====== MATERIAL PROVIDED

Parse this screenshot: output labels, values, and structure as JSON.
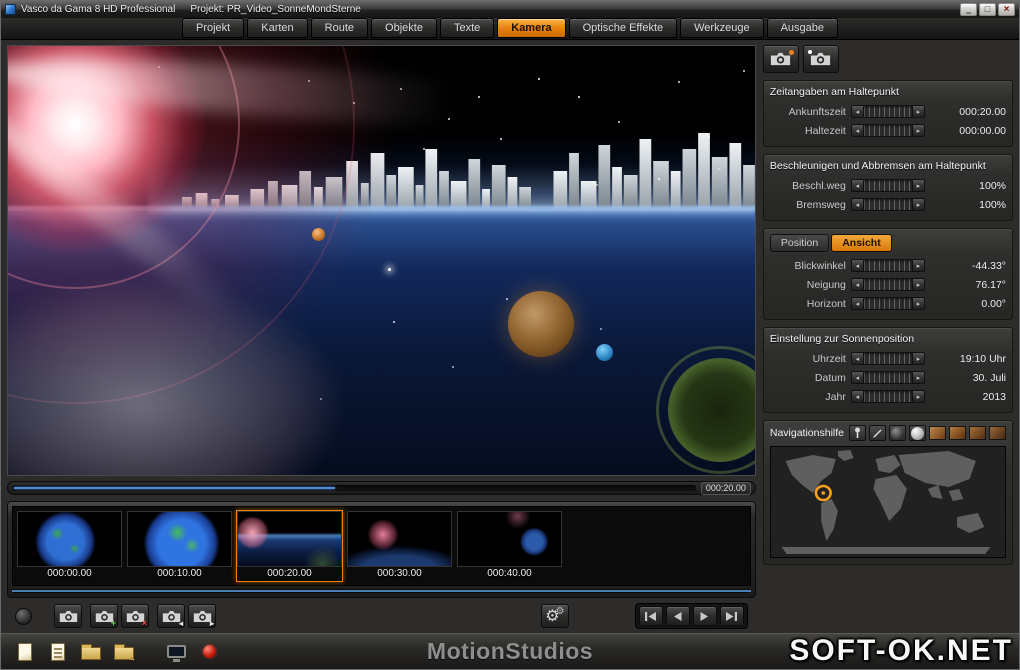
{
  "colors": {
    "accent": "#e8820c",
    "progress_blue": "#4a7fb5",
    "selection": "#e8820c"
  },
  "titlebar": {
    "app_title": "Vasco da Gama 8 HD Professional",
    "project": "Projekt: PR_Video_SonneMondSterne"
  },
  "menu": {
    "tabs": [
      {
        "label": "Projekt",
        "active": false
      },
      {
        "label": "Karten",
        "active": false
      },
      {
        "label": "Route",
        "active": false
      },
      {
        "label": "Objekte",
        "active": false
      },
      {
        "label": "Texte",
        "active": false
      },
      {
        "label": "Kamera",
        "active": true
      },
      {
        "label": "Optische Effekte",
        "active": false
      },
      {
        "label": "Werkzeuge",
        "active": false
      },
      {
        "label": "Ausgabe",
        "active": false
      }
    ]
  },
  "panels": {
    "time": {
      "title": "Zeitangaben am Haltepunkt",
      "rows": [
        {
          "label": "Ankunftszeit",
          "value": "000:20.00"
        },
        {
          "label": "Haltezeit",
          "value": "000:00.00"
        }
      ]
    },
    "accel": {
      "title": "Beschleunigen und Abbremsen am Haltepunkt",
      "rows": [
        {
          "label": "Beschl.weg",
          "value": "100%"
        },
        {
          "label": "Bremsweg",
          "value": "100%"
        }
      ]
    },
    "view": {
      "tabs": [
        {
          "label": "Position",
          "active": false
        },
        {
          "label": "Ansicht",
          "active": true
        }
      ],
      "rows": [
        {
          "label": "Blickwinkel",
          "value": "-44.33°"
        },
        {
          "label": "Neigung",
          "value": "76.17°"
        },
        {
          "label": "Horizont",
          "value": "0.00°"
        }
      ]
    },
    "sun": {
      "title": "Einstellung zur Sonnenposition",
      "rows": [
        {
          "label": "Uhrzeit",
          "value": "19:10 Uhr"
        },
        {
          "label": "Datum",
          "value": "30. Juli"
        },
        {
          "label": "Jahr",
          "value": "2013"
        }
      ]
    },
    "nav": {
      "title": "Navigationshilfe"
    }
  },
  "scrubber": {
    "time": "000:20.00",
    "progress_pct": 47
  },
  "timeline": {
    "clips": [
      {
        "time": "000:00.00",
        "selected": false
      },
      {
        "time": "000:10.00",
        "selected": false
      },
      {
        "time": "000:20.00",
        "selected": true
      },
      {
        "time": "000:30.00",
        "selected": false
      },
      {
        "time": "000:40.00",
        "selected": false
      }
    ]
  },
  "branding": {
    "logo": "MotionStudios",
    "watermark": "SOFT-OK.NET"
  }
}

============

JOB -
On how many lines does the word "Haltepunkt" appear? Answer with only the number.

SOLUTION -
2